Pictures stay out; everything else in the records below is copied exactly.

[start of Data extract]

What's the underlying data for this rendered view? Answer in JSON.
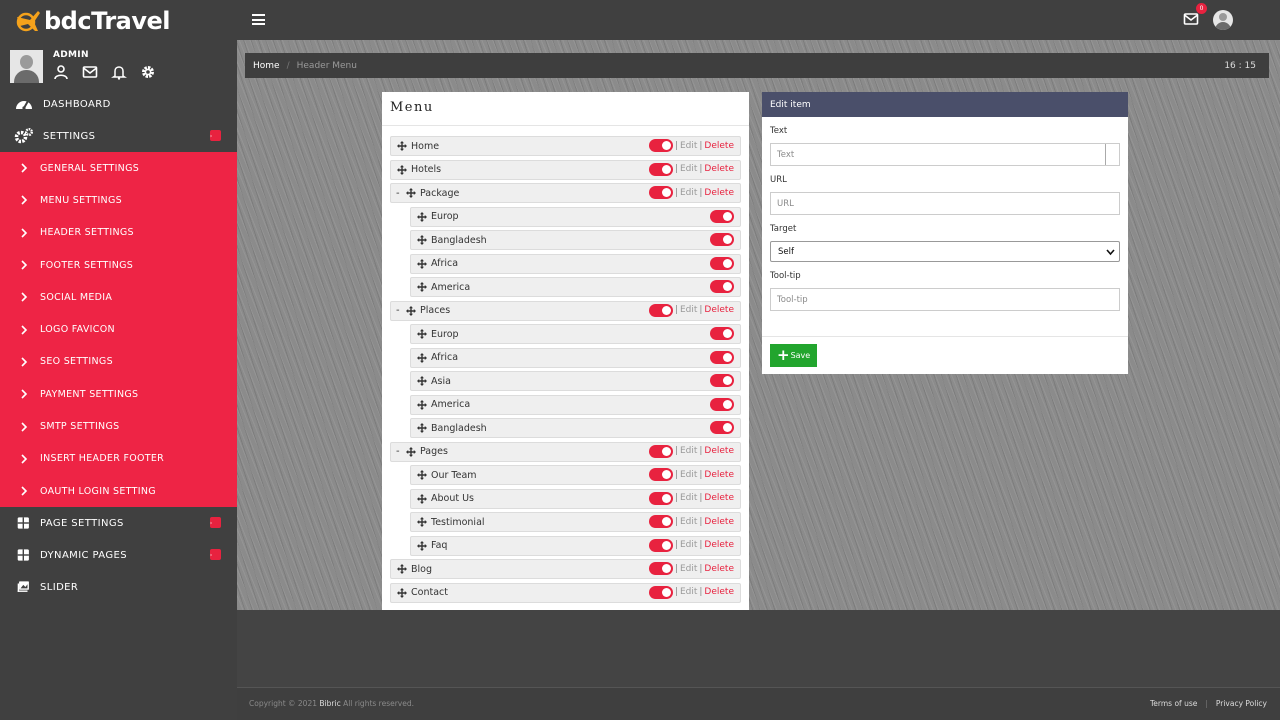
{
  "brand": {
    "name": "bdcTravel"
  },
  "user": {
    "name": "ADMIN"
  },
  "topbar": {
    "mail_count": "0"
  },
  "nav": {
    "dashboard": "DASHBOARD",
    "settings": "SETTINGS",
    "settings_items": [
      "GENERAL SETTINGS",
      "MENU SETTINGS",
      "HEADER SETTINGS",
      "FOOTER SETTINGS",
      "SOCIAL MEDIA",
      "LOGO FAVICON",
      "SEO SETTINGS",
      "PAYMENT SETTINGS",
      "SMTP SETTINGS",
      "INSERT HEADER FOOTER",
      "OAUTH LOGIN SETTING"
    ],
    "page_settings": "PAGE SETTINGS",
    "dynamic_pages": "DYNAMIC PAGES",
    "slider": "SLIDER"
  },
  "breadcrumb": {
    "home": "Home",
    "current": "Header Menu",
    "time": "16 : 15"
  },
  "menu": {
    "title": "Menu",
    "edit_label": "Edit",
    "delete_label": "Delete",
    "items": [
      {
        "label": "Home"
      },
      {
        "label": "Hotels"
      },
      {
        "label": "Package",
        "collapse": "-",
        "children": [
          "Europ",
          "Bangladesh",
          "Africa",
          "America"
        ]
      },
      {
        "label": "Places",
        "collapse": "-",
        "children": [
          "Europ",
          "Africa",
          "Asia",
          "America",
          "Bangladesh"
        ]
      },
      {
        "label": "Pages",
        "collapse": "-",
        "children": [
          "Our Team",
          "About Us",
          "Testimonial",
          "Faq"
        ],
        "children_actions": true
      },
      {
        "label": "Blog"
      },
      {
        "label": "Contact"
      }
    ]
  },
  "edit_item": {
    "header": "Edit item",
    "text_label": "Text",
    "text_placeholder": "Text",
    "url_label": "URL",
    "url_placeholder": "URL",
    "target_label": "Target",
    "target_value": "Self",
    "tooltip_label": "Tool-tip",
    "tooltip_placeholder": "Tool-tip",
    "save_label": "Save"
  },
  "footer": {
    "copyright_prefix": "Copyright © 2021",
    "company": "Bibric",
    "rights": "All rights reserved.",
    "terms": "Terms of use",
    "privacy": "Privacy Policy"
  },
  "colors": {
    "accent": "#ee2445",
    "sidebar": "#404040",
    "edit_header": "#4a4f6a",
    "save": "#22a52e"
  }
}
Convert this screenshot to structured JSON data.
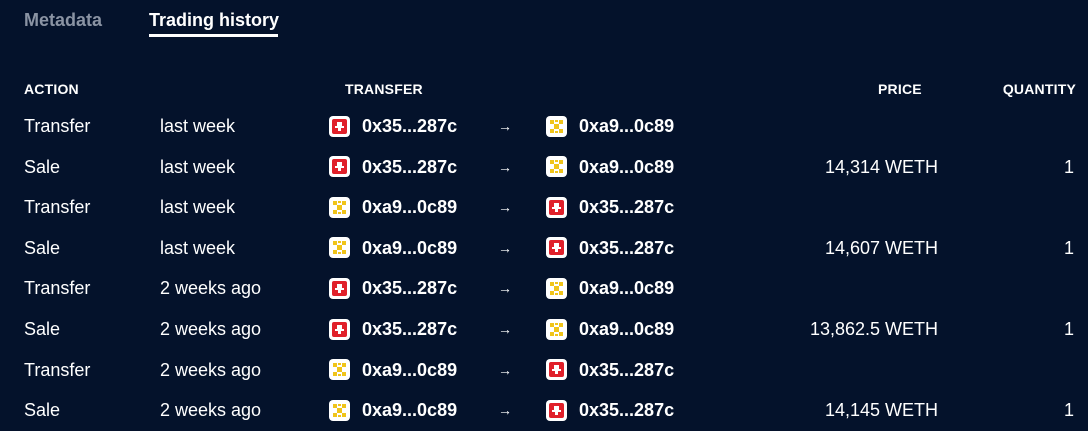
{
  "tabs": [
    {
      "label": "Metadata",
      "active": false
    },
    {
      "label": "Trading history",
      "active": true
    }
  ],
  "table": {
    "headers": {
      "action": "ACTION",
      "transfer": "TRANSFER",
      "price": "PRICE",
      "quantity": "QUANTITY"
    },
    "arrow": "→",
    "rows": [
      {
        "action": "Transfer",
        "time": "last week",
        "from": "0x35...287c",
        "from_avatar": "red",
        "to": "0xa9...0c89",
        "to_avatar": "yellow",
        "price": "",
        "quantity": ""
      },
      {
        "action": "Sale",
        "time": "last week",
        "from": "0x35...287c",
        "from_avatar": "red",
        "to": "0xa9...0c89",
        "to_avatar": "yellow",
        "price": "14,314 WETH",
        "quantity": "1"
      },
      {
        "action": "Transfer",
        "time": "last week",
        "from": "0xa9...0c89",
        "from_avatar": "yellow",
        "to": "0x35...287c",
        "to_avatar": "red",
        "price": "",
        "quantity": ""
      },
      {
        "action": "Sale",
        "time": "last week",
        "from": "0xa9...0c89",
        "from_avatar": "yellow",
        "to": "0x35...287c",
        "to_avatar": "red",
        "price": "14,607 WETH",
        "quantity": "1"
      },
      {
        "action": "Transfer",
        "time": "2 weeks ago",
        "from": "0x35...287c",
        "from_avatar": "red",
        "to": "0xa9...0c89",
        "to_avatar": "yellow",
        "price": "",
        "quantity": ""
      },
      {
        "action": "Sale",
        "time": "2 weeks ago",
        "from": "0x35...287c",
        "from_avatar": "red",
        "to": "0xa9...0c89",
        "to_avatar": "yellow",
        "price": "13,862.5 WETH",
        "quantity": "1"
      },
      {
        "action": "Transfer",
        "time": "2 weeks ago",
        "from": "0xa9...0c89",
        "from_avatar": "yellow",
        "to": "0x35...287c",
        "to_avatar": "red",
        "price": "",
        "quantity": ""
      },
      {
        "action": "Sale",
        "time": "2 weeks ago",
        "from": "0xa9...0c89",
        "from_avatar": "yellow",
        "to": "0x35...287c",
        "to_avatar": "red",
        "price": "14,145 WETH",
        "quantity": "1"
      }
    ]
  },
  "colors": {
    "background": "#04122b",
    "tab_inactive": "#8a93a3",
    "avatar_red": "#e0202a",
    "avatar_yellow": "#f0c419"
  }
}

[end of Data extract]

**Exercise output**
What's the underlying data for this rendered view? Answer in JSON.
{
  "brand": {
    "name": "bdcTravel"
  },
  "user": {
    "name": "ADMIN"
  },
  "topbar": {
    "mail_count": "0"
  },
  "nav": {
    "dashboard": "DASHBOARD",
    "settings": "SETTINGS",
    "settings_items": [
      "GENERAL SETTINGS",
      "MENU SETTINGS",
      "HEADER SETTINGS",
      "FOOTER SETTINGS",
      "SOCIAL MEDIA",
      "LOGO FAVICON",
      "SEO SETTINGS",
      "PAYMENT SETTINGS",
      "SMTP SETTINGS",
      "INSERT HEADER FOOTER",
      "OAUTH LOGIN SETTING"
    ],
    "page_settings": "PAGE SETTINGS",
    "dynamic_pages": "DYNAMIC PAGES",
    "slider": "SLIDER"
  },
  "breadcrumb": {
    "home": "Home",
    "current": "Header Menu",
    "time": "16 : 15"
  },
  "menu": {
    "title": "Menu",
    "edit_label": "Edit",
    "delete_label": "Delete",
    "items": [
      {
        "label": "Home"
      },
      {
        "label": "Hotels"
      },
      {
        "label": "Package",
        "collapse": "-",
        "children": [
          "Europ",
          "Bangladesh",
          "Africa",
          "America"
        ]
      },
      {
        "label": "Places",
        "collapse": "-",
        "children": [
          "Europ",
          "Africa",
          "Asia",
          "America",
          "Bangladesh"
        ]
      },
      {
        "label": "Pages",
        "collapse": "-",
        "children": [
          "Our Team",
          "About Us",
          "Testimonial",
          "Faq"
        ],
        "children_actions": true
      },
      {
        "label": "Blog"
      },
      {
        "label": "Contact"
      }
    ]
  },
  "edit_item": {
    "header": "Edit item",
    "text_label": "Text",
    "text_placeholder": "Text",
    "url_label": "URL",
    "url_placeholder": "URL",
    "target_label": "Target",
    "target_value": "Self",
    "tooltip_label": "Tool-tip",
    "tooltip_placeholder": "Tool-tip",
    "save_label": "Save"
  },
  "footer": {
    "copyright_prefix": "Copyright © 2021",
    "company": "Bibric",
    "rights": "All rights reserved.",
    "terms": "Terms of use",
    "privacy": "Privacy Policy"
  },
  "colors": {
    "accent": "#ee2445",
    "sidebar": "#404040",
    "edit_header": "#4a4f6a",
    "save": "#22a52e"
  }
}
Convert this screenshot to structured JSON data.
{
  "tabs": [
    {
      "label": "Metadata",
      "active": false
    },
    {
      "label": "Trading history",
      "active": true
    }
  ],
  "table": {
    "headers": {
      "action": "ACTION",
      "transfer": "TRANSFER",
      "price": "PRICE",
      "quantity": "QUANTITY"
    },
    "arrow": "→",
    "rows": [
      {
        "action": "Transfer",
        "time": "last week",
        "from": "0x35...287c",
        "from_avatar": "red",
        "to": "0xa9...0c89",
        "to_avatar": "yellow",
        "price": "",
        "quantity": ""
      },
      {
        "action": "Sale",
        "time": "last week",
        "from": "0x35...287c",
        "from_avatar": "red",
        "to": "0xa9...0c89",
        "to_avatar": "yellow",
        "price": "14,314 WETH",
        "quantity": "1"
      },
      {
        "action": "Transfer",
        "time": "last week",
        "from": "0xa9...0c89",
        "from_avatar": "yellow",
        "to": "0x35...287c",
        "to_avatar": "red",
        "price": "",
        "quantity": ""
      },
      {
        "action": "Sale",
        "time": "last week",
        "from": "0xa9...0c89",
        "from_avatar": "yellow",
        "to": "0x35...287c",
        "to_avatar": "red",
        "price": "14,607 WETH",
        "quantity": "1"
      },
      {
        "action": "Transfer",
        "time": "2 weeks ago",
        "from": "0x35...287c",
        "from_avatar": "red",
        "to": "0xa9...0c89",
        "to_avatar": "yellow",
        "price": "",
        "quantity": ""
      },
      {
        "action": "Sale",
        "time": "2 weeks ago",
        "from": "0x35...287c",
        "from_avatar": "red",
        "to": "0xa9...0c89",
        "to_avatar": "yellow",
        "price": "13,862.5 WETH",
        "quantity": "1"
      },
      {
        "action": "Transfer",
        "time": "2 weeks ago",
        "from": "0xa9...0c89",
        "from_avatar": "yellow",
        "to": "0x35...287c",
        "to_avatar": "red",
        "price": "",
        "quantity": ""
      },
      {
        "action": "Sale",
        "time": "2 weeks ago",
        "from": "0xa9...0c89",
        "from_avatar": "yellow",
        "to": "0x35...287c",
        "to_avatar": "red",
        "price": "14,145 WETH",
        "quantity": "1"
      }
    ]
  },
  "colors": {
    "background": "#04122b",
    "tab_inactive": "#8a93a3",
    "avatar_red": "#e0202a",
    "avatar_yellow": "#f0c419"
  }
}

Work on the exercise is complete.